■ WHAT THE TASK REQUIRES:
Reproduce the entries from the beginning through the line containing "equation: homens: Total", replacing "dashed box" with "dotted box" and changing nothing else.

■ TASK INPUT:
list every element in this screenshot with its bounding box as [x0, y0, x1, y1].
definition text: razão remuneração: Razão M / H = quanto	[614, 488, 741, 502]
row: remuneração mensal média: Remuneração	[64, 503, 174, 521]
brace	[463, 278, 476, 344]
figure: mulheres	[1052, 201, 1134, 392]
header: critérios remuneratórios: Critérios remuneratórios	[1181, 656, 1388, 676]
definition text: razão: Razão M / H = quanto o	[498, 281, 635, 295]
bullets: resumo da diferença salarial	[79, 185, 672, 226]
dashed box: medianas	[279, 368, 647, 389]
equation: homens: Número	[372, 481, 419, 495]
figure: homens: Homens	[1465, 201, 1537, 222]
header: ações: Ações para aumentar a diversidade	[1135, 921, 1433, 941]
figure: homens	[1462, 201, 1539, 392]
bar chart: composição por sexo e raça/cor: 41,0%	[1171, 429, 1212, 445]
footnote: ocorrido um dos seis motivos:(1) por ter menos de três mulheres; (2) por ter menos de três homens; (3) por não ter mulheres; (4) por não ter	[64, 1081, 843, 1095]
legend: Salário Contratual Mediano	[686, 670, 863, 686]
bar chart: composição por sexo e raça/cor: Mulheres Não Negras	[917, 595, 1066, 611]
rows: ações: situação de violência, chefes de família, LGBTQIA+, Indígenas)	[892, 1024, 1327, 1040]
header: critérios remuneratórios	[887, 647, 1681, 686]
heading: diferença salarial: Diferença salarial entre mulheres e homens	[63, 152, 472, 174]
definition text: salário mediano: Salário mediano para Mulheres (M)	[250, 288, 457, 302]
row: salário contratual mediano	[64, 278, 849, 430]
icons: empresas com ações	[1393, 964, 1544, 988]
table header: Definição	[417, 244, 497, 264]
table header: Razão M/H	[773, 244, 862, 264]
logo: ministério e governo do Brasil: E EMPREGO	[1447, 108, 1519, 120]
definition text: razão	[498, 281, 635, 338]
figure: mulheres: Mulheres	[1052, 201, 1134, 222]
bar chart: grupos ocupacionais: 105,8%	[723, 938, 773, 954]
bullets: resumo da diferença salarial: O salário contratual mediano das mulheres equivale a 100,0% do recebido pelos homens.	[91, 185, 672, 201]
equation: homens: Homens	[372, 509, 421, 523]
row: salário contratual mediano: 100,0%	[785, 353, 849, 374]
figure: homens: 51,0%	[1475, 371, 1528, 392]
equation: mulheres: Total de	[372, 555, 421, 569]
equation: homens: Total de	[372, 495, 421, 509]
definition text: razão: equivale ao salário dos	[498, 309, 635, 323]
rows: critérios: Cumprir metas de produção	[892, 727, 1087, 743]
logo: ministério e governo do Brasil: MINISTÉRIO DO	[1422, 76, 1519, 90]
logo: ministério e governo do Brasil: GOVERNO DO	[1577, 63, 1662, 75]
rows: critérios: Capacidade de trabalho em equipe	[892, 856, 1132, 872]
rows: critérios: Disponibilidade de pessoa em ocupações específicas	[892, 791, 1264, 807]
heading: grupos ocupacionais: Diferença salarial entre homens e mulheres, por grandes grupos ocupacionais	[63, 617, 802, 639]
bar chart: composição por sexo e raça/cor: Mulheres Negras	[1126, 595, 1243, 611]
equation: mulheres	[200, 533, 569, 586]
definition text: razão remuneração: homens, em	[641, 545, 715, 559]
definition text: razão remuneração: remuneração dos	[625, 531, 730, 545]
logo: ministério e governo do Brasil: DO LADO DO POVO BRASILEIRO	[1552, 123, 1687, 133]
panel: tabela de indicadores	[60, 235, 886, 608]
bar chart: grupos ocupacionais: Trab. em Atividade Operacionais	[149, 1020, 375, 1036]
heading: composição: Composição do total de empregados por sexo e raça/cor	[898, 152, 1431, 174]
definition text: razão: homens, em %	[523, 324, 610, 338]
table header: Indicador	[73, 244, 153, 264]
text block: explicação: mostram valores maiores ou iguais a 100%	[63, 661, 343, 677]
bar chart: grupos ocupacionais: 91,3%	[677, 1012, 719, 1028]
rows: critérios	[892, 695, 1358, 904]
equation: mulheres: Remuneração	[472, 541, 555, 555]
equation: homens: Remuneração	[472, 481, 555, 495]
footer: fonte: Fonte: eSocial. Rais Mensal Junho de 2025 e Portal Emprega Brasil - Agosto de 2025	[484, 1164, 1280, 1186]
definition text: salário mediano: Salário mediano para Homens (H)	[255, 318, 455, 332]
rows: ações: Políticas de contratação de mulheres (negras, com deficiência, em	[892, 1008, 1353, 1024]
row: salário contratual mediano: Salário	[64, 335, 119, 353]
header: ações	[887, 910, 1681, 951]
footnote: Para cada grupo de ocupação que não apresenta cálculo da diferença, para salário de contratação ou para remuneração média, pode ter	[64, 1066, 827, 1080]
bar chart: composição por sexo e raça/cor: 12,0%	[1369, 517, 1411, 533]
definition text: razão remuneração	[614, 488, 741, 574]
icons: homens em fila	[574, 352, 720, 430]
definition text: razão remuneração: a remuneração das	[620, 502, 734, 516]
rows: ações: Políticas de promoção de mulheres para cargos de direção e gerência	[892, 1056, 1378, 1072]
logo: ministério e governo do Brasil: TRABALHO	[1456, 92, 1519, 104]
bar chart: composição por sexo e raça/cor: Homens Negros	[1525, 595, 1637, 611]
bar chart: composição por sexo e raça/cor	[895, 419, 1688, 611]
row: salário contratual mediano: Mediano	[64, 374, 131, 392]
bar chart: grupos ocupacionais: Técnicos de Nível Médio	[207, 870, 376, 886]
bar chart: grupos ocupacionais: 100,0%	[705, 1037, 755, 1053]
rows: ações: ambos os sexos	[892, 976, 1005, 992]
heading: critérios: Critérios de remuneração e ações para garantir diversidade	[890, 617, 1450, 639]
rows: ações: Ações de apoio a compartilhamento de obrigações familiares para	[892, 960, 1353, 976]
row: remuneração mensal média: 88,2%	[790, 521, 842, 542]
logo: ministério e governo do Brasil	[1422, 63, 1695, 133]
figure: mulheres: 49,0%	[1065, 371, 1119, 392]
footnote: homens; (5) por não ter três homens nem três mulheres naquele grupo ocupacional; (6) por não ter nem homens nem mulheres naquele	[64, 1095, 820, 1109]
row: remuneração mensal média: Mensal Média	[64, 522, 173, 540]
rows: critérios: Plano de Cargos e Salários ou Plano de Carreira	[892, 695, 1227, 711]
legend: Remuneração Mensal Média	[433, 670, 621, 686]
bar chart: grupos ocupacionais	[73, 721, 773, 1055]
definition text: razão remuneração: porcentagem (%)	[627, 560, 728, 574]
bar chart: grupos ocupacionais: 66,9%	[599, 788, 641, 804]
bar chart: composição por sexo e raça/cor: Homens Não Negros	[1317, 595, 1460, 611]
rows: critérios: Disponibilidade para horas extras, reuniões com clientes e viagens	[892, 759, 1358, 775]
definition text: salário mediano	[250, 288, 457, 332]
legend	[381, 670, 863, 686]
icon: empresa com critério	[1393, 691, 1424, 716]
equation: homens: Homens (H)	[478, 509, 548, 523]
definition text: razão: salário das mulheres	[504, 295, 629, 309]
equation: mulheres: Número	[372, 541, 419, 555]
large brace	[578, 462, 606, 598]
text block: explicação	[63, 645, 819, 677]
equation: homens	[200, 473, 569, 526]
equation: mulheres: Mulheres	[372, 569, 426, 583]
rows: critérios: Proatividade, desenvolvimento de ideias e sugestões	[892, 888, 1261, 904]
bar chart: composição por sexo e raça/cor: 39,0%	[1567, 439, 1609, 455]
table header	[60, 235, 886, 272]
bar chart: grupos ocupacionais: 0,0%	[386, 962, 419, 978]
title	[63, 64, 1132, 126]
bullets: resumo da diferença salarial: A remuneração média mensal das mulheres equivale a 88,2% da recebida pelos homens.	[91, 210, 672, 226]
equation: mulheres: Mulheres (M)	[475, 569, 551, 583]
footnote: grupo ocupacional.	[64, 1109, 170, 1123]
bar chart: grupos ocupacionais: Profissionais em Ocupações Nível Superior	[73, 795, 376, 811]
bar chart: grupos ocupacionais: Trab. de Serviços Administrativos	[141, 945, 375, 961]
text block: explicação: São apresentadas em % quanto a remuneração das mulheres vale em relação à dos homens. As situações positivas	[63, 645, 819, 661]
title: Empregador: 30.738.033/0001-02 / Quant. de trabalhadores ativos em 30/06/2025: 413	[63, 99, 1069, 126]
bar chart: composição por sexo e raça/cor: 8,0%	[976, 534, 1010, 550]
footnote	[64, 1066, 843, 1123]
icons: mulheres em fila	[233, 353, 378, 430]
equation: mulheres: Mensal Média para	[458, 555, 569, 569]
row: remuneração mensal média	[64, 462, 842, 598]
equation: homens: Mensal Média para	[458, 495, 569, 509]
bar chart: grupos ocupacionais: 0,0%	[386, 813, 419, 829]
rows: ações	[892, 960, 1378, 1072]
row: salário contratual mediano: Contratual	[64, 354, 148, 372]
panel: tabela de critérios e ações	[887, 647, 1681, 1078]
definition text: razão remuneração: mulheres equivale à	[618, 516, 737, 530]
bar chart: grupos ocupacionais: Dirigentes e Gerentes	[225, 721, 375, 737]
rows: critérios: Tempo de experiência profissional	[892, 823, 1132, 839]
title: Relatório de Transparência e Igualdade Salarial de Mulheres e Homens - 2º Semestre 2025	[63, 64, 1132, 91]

■ REPLY:
list every element in this screenshot with its bounding box as [x0, y0, x1, y1].
definition text: razão remuneração: Razão M / H = quanto	[614, 488, 741, 502]
row: remuneração mensal média: Remuneração	[64, 503, 174, 521]
brace	[463, 278, 476, 344]
figure: mulheres	[1052, 201, 1134, 392]
header: critérios remuneratórios: Critérios remuneratórios	[1181, 656, 1388, 676]
definition text: razão: Razão M / H = quanto o	[498, 281, 635, 295]
bullets: resumo da diferença salarial	[79, 185, 672, 226]
dotted box: medianas	[279, 368, 647, 389]
equation: homens: Número	[372, 481, 419, 495]
figure: homens: Homens	[1465, 201, 1537, 222]
header: ações: Ações para aumentar a diversidade	[1135, 921, 1433, 941]
figure: homens	[1462, 201, 1539, 392]
bar chart: composição por sexo e raça/cor: 41,0%	[1171, 429, 1212, 445]
footnote: ocorrido um dos seis motivos:(1) por ter menos de três mulheres; (2) por ter menos de três homens; (3) por não ter mulheres; (4) por não ter	[64, 1081, 843, 1095]
legend: Salário Contratual Mediano	[686, 670, 863, 686]
bar chart: composição por sexo e raça/cor: Mulheres Não Negras	[917, 595, 1066, 611]
rows: ações: situação de violência, chefes de família, LGBTQIA+, Indígenas)	[892, 1024, 1327, 1040]
header: critérios remuneratórios	[887, 647, 1681, 686]
heading: diferença salarial: Diferença salarial entre mulheres e homens	[63, 152, 472, 174]
definition text: salário mediano: Salário mediano para Mulheres (M)	[250, 288, 457, 302]
row: salário contratual mediano	[64, 278, 849, 430]
icons: empresas com ações	[1393, 964, 1544, 988]
table header: Definição	[417, 244, 497, 264]
table header: Razão M/H	[773, 244, 862, 264]
logo: ministério e governo do Brasil: E EMPREGO	[1447, 108, 1519, 120]
definition text: razão	[498, 281, 635, 338]
figure: mulheres: Mulheres	[1052, 201, 1134, 222]
bar chart: grupos ocupacionais: 105,8%	[723, 938, 773, 954]
bullets: resumo da diferença salarial: O salário contratual mediano das mulheres equivale a 100,0% do recebido pelos homens.	[91, 185, 672, 201]
equation: homens: Homens	[372, 509, 421, 523]
row: salário contratual mediano: 100,0%	[785, 353, 849, 374]
figure: homens: 51,0%	[1475, 371, 1528, 392]
equation: mulheres: Total de	[372, 555, 421, 569]
equation: homens: Total de	[372, 495, 421, 509]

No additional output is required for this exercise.